## SUPPLIED INFORMATION
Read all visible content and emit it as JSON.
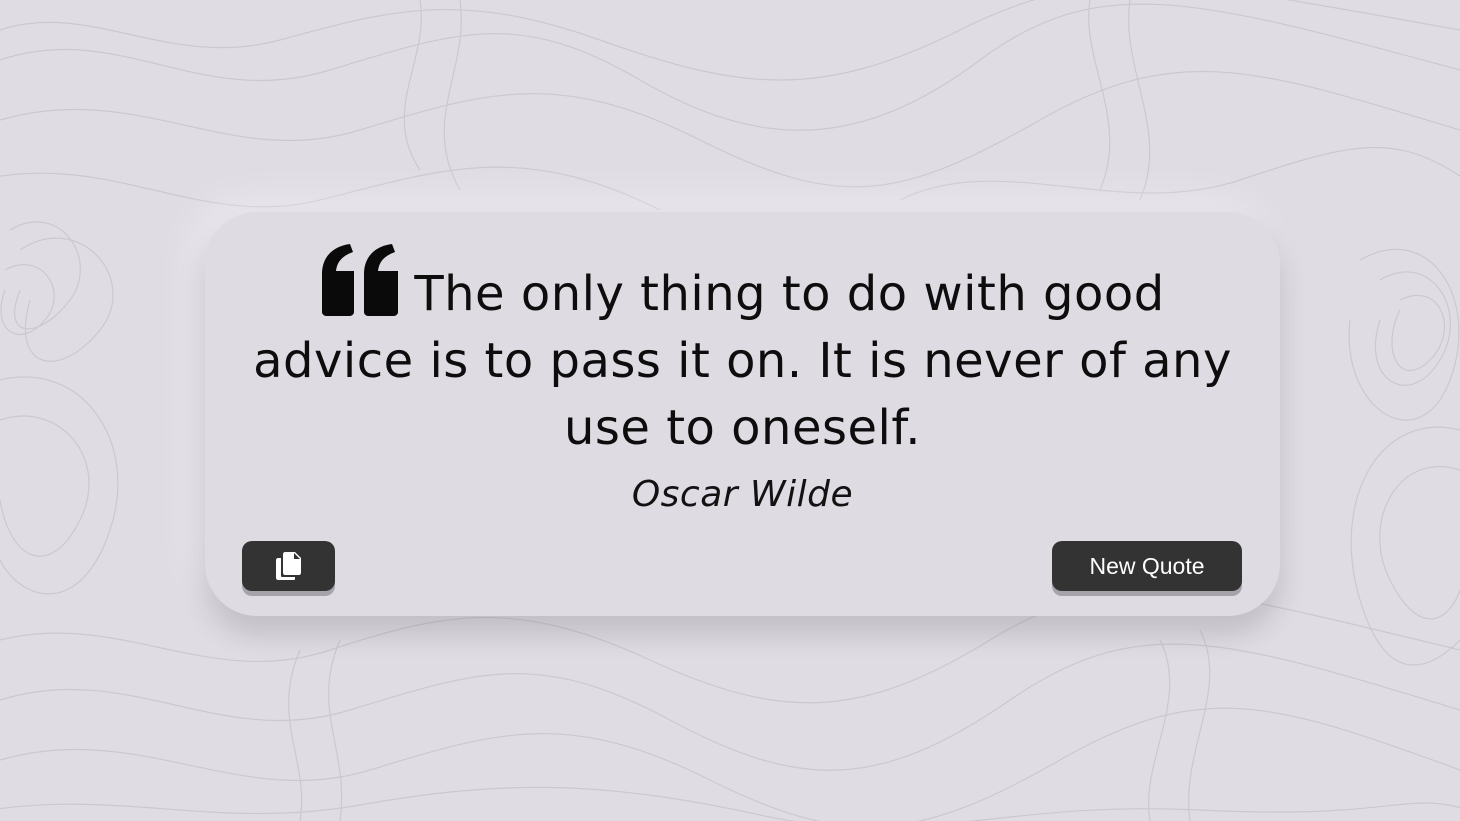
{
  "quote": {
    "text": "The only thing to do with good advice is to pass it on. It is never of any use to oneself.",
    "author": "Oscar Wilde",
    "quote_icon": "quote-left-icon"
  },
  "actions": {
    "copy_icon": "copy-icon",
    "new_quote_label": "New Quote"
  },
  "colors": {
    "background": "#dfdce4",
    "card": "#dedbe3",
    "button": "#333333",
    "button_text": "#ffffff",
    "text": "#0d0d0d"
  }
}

## AIM OF THE TASK
Pictures are excluded; copy every other part of the records exactly.

## TASK OUTPUT
Read all visible content and emit it as JSON.
{
  "quote": {
    "text": "The only thing to do with good advice is to pass it on. It is never of any use to oneself.",
    "author": "Oscar Wilde",
    "quote_icon": "quote-left-icon"
  },
  "actions": {
    "copy_icon": "copy-icon",
    "new_quote_label": "New Quote"
  },
  "colors": {
    "background": "#dfdce4",
    "card": "#dedbe3",
    "button": "#333333",
    "button_text": "#ffffff",
    "text": "#0d0d0d"
  }
}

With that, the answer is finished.